■ **DATA SUPPLIED**

>> BEGIN

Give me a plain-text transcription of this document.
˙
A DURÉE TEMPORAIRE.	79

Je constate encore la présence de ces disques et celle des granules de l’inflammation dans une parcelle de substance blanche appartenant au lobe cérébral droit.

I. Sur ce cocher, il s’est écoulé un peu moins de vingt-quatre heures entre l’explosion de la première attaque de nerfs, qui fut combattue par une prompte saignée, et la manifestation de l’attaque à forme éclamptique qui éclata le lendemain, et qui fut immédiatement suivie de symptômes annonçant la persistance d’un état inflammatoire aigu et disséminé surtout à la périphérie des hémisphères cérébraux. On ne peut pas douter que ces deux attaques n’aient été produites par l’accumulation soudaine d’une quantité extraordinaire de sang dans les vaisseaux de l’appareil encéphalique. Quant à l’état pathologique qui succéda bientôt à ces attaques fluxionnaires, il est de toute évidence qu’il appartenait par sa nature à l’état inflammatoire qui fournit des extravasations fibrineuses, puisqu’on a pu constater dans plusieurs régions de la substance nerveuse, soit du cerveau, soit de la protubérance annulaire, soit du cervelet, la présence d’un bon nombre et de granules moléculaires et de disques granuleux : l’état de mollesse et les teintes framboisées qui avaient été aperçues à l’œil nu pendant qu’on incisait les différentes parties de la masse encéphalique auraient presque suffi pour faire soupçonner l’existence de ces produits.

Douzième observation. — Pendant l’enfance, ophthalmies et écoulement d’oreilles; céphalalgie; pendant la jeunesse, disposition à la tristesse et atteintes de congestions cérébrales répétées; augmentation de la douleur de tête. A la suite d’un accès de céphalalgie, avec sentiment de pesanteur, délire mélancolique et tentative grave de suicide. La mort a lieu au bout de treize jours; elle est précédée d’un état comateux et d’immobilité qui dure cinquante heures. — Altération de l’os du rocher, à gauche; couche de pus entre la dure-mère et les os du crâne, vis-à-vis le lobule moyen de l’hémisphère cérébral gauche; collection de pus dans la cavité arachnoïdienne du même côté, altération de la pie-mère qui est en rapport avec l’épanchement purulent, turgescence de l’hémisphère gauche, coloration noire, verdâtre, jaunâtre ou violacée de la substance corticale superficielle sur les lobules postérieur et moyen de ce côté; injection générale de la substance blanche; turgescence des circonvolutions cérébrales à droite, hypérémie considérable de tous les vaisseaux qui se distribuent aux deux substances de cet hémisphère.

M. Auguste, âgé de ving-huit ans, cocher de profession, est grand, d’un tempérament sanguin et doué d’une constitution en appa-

>> END

■ **WORK REQUIRED**
How many lines in the records above contain the word "cocher"? Give only the number.

■ **SOLUTION TO THE EXERCISE**
2